** BEGIN Entries supplied **

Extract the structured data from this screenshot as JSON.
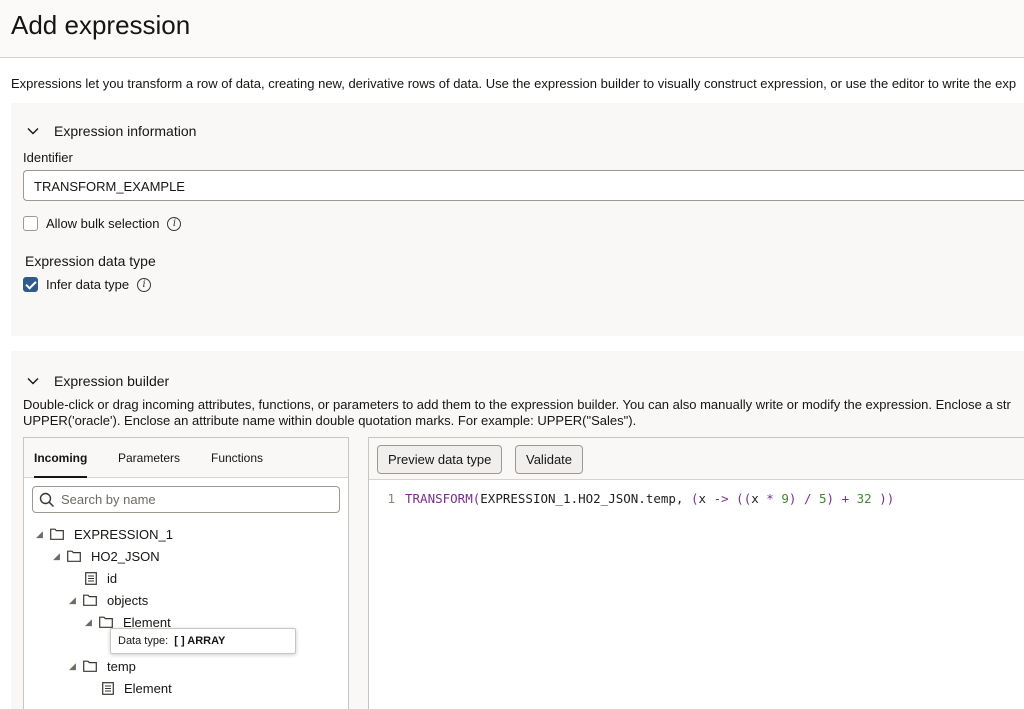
{
  "page": {
    "title": "Add expression",
    "intro": "Expressions let you transform a row of data, creating new, derivative rows of data. Use the expression builder to visually construct expression, or use the editor to write the exp"
  },
  "info_section": {
    "header": "Expression information",
    "identifier_label": "Identifier",
    "identifier_value": "TRANSFORM_EXAMPLE",
    "allow_bulk_label": "Allow bulk selection",
    "allow_bulk_checked": false,
    "data_type_heading": "Expression data type",
    "infer_label": "Infer data type",
    "infer_checked": true
  },
  "builder_section": {
    "header": "Expression builder",
    "desc_line1": "Double-click or drag incoming attributes, functions, or parameters to add them to the expression builder. You can also manually write or modify the expression. Enclose a str",
    "desc_line2": "UPPER('oracle'). Enclose an attribute name within double quotation marks. For example: UPPER(\"Sales\").",
    "tabs": [
      "Incoming",
      "Parameters",
      "Functions"
    ],
    "active_tab": "Incoming",
    "search_placeholder": "Search by name",
    "tree": [
      {
        "label": "EXPRESSION_1",
        "type": "folder"
      },
      {
        "label": "HO2_JSON",
        "type": "folder"
      },
      {
        "label": "id",
        "type": "attribute"
      },
      {
        "label": "objects",
        "type": "folder"
      },
      {
        "label": "Element",
        "type": "folder"
      },
      {
        "label": "temp",
        "type": "folder"
      },
      {
        "label": "Element",
        "type": "attribute"
      }
    ],
    "tooltip": {
      "prefix": "Data type:",
      "value": "[ ] ARRAY"
    },
    "buttons": {
      "preview": "Preview data type",
      "validate": "Validate"
    },
    "code": {
      "line_number": "1",
      "fn": "TRANSFORM",
      "open": "(",
      "path": "EXPRESSION_1.HO2_JSON.temp, ",
      "p1": "(",
      "var": "x ",
      "arrow": "->",
      "p2": " ((",
      "var2": "x ",
      "mul": "*",
      "n9": " 9",
      "p3": ") ",
      "div": "/",
      "n5": " 5",
      "p4": ") ",
      "plus": "+",
      "n32": " 32",
      "close": " ))"
    }
  },
  "colors": {
    "checkbox_checked": "#2f5b8c",
    "keyword": "#7b2d8e",
    "number": "#3c8a2e"
  }
}
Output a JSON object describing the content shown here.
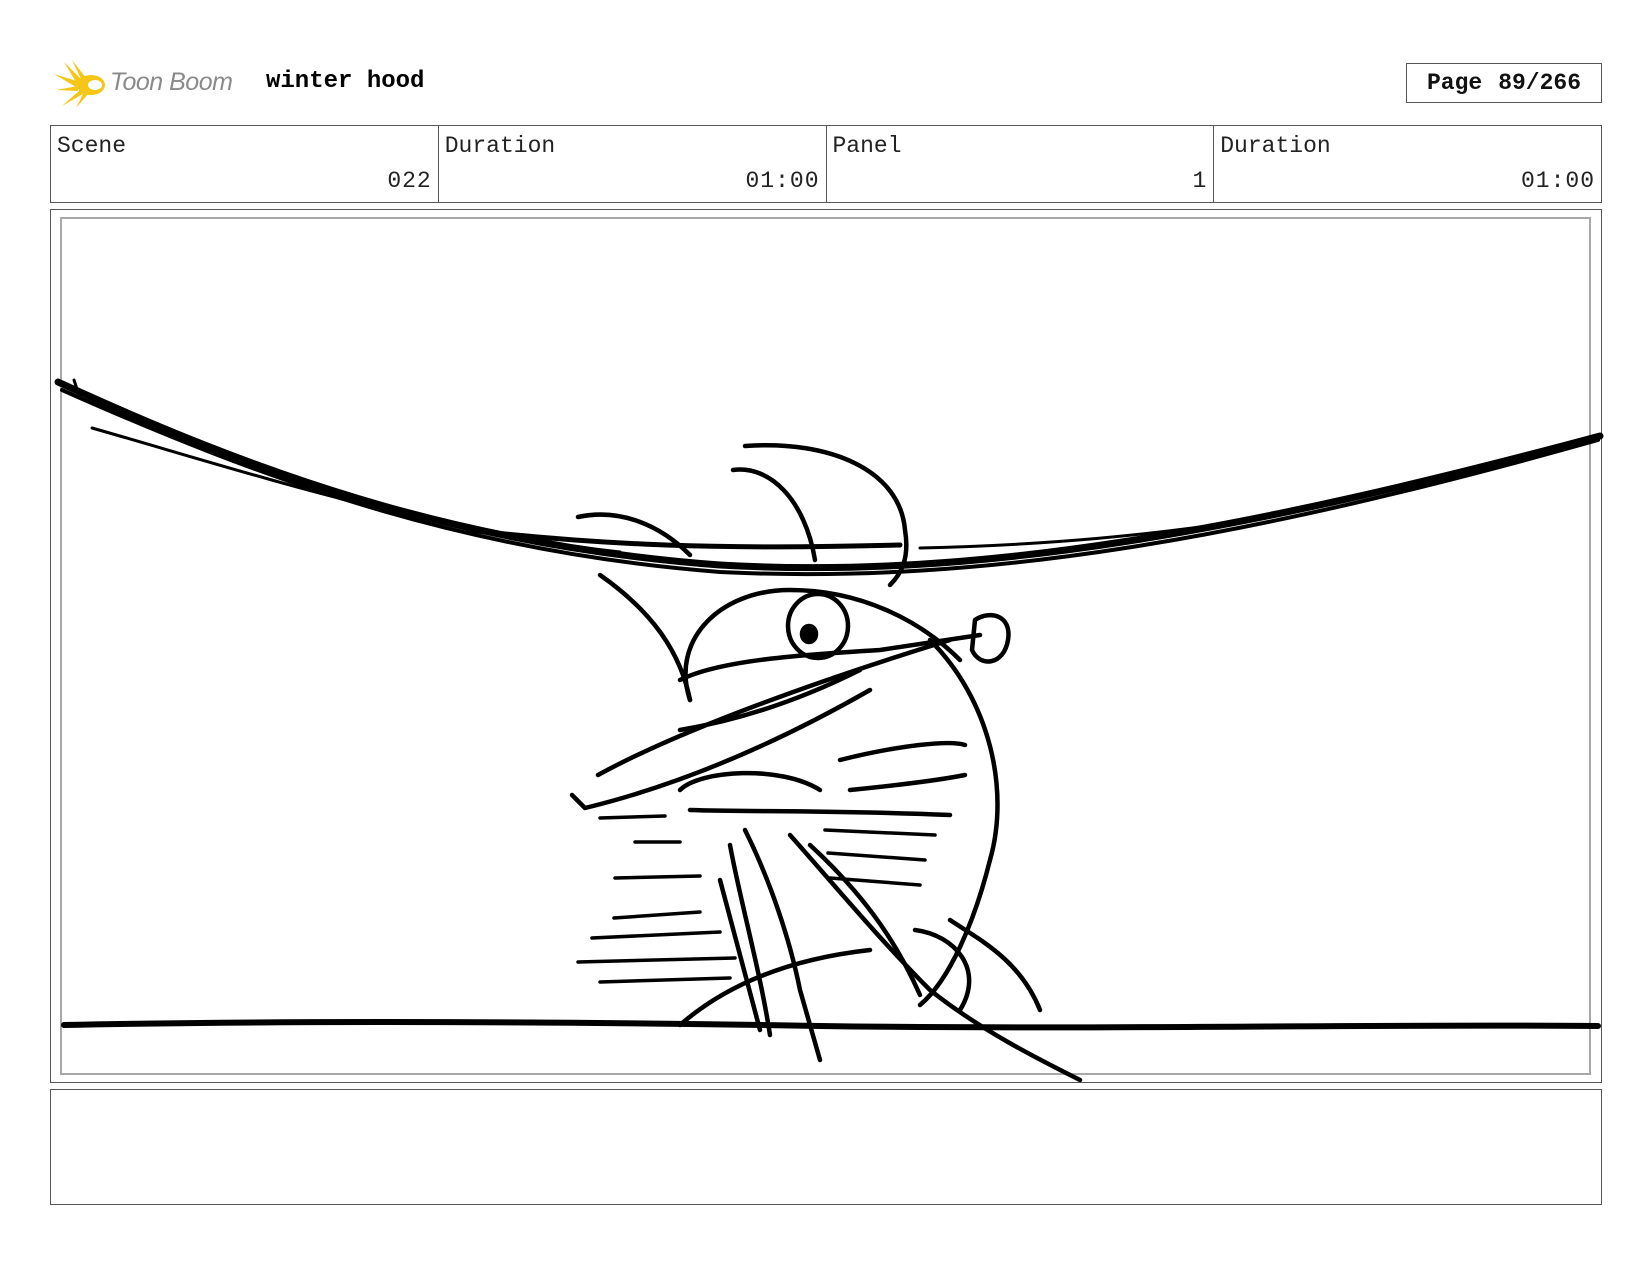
{
  "header": {
    "logo_text": "Toon Boom",
    "project_title": "winter hood",
    "page_label": "Page",
    "page_number": "89/266"
  },
  "info": {
    "scene_label": "Scene",
    "scene_value": "022",
    "scene_duration_label": "Duration",
    "scene_duration_value": "01:00",
    "panel_label": "Panel",
    "panel_value": "1",
    "panel_duration_label": "Duration",
    "panel_duration_value": "01:00"
  },
  "colors": {
    "logo_yellow": "#f5c518",
    "logo_text": "#8a8a8a",
    "border": "#555555",
    "panel_frame": "#a8a8a8",
    "ink": "#000000"
  },
  "icons": {
    "logo": "toon-boom-burst-icon"
  },
  "notes": {
    "text": ""
  }
}
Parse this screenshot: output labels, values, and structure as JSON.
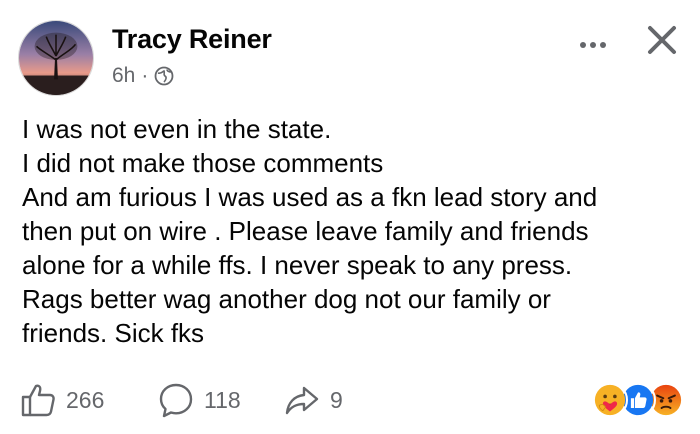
{
  "post": {
    "author": "Tracy Reiner",
    "time": "6h",
    "separator": "·",
    "privacy_icon": "globe-icon",
    "body_lines": [
      "I was not even in the state.",
      "I did not make those comments",
      "And am furious I was used as a fkn lead story and",
      "then put on wire . Please leave family and friends",
      "alone for a while ffs. I never speak to any press.",
      "Rags better wag another dog not our family or",
      "friends. Sick fks"
    ]
  },
  "actions": {
    "like_count": "266",
    "comment_count": "118",
    "share_count": "9"
  },
  "reactions": [
    "care-emoji-icon",
    "like-emoji-icon",
    "angry-emoji-icon"
  ],
  "colors": {
    "text": "#050505",
    "secondary": "#65676b",
    "like_blue": "#1877f2",
    "angry_red": "#e9710f",
    "care_yellow": "#f7b125"
  }
}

** END Entries supplied **

Goal: Copy everything in the records above except the pictures, exactly as written.

Finished task:
Extract the structured data from this screenshot as JSON.
{
  "page": {
    "title": "Add expression",
    "intro": "Expressions let you transform a row of data, creating new, derivative rows of data. Use the expression builder to visually construct expression, or use the editor to write the exp"
  },
  "info_section": {
    "header": "Expression information",
    "identifier_label": "Identifier",
    "identifier_value": "TRANSFORM_EXAMPLE",
    "allow_bulk_label": "Allow bulk selection",
    "allow_bulk_checked": false,
    "data_type_heading": "Expression data type",
    "infer_label": "Infer data type",
    "infer_checked": true
  },
  "builder_section": {
    "header": "Expression builder",
    "desc_line1": "Double-click or drag incoming attributes, functions, or parameters to add them to the expression builder. You can also manually write or modify the expression. Enclose a str",
    "desc_line2": "UPPER('oracle'). Enclose an attribute name within double quotation marks. For example: UPPER(\"Sales\").",
    "tabs": [
      "Incoming",
      "Parameters",
      "Functions"
    ],
    "active_tab": "Incoming",
    "search_placeholder": "Search by name",
    "tree": [
      {
        "label": "EXPRESSION_1",
        "type": "folder"
      },
      {
        "label": "HO2_JSON",
        "type": "folder"
      },
      {
        "label": "id",
        "type": "attribute"
      },
      {
        "label": "objects",
        "type": "folder"
      },
      {
        "label": "Element",
        "type": "folder"
      },
      {
        "label": "temp",
        "type": "folder"
      },
      {
        "label": "Element",
        "type": "attribute"
      }
    ],
    "tooltip": {
      "prefix": "Data type:",
      "value": "[ ] ARRAY"
    },
    "buttons": {
      "preview": "Preview data type",
      "validate": "Validate"
    },
    "code": {
      "line_number": "1",
      "fn": "TRANSFORM",
      "open": "(",
      "path": "EXPRESSION_1.HO2_JSON.temp, ",
      "p1": "(",
      "var": "x ",
      "arrow": "->",
      "p2": " ((",
      "var2": "x ",
      "mul": "*",
      "n9": " 9",
      "p3": ") ",
      "div": "/",
      "n5": " 5",
      "p4": ") ",
      "plus": "+",
      "n32": " 32",
      "close": " ))"
    }
  },
  "colors": {
    "checkbox_checked": "#2f5b8c",
    "keyword": "#7b2d8e",
    "number": "#3c8a2e"
  }
}
Output a JSON object describing the content shown here.
{
  "header": {
    "logo_text": "Toon Boom",
    "project_title": "winter hood",
    "page_label": "Page",
    "page_number": "89/266"
  },
  "info": {
    "scene_label": "Scene",
    "scene_value": "022",
    "scene_duration_label": "Duration",
    "scene_duration_value": "01:00",
    "panel_label": "Panel",
    "panel_value": "1",
    "panel_duration_label": "Duration",
    "panel_duration_value": "01:00"
  },
  "colors": {
    "logo_yellow": "#f5c518",
    "logo_text": "#8a8a8a",
    "border": "#555555",
    "panel_frame": "#a8a8a8",
    "ink": "#000000"
  },
  "icons": {
    "logo": "toon-boom-burst-icon"
  },
  "notes": {
    "text": ""
  }
}
Parse this screenshot: output labels, values, and structure as JSON.
{
  "post": {
    "author": "Tracy Reiner",
    "time": "6h",
    "separator": "·",
    "privacy_icon": "globe-icon",
    "body_lines": [
      "I was not even in the state.",
      "I did not make those comments",
      "And am furious I was used as a fkn lead story and",
      "then put on wire . Please leave family and friends",
      "alone for a while ffs. I never speak to any press.",
      "Rags better wag another dog not our family or",
      "friends. Sick fks"
    ]
  },
  "actions": {
    "like_count": "266",
    "comment_count": "118",
    "share_count": "9"
  },
  "reactions": [
    "care-emoji-icon",
    "like-emoji-icon",
    "angry-emoji-icon"
  ],
  "colors": {
    "text": "#050505",
    "secondary": "#65676b",
    "like_blue": "#1877f2",
    "angry_red": "#e9710f",
    "care_yellow": "#f7b125"
  }
}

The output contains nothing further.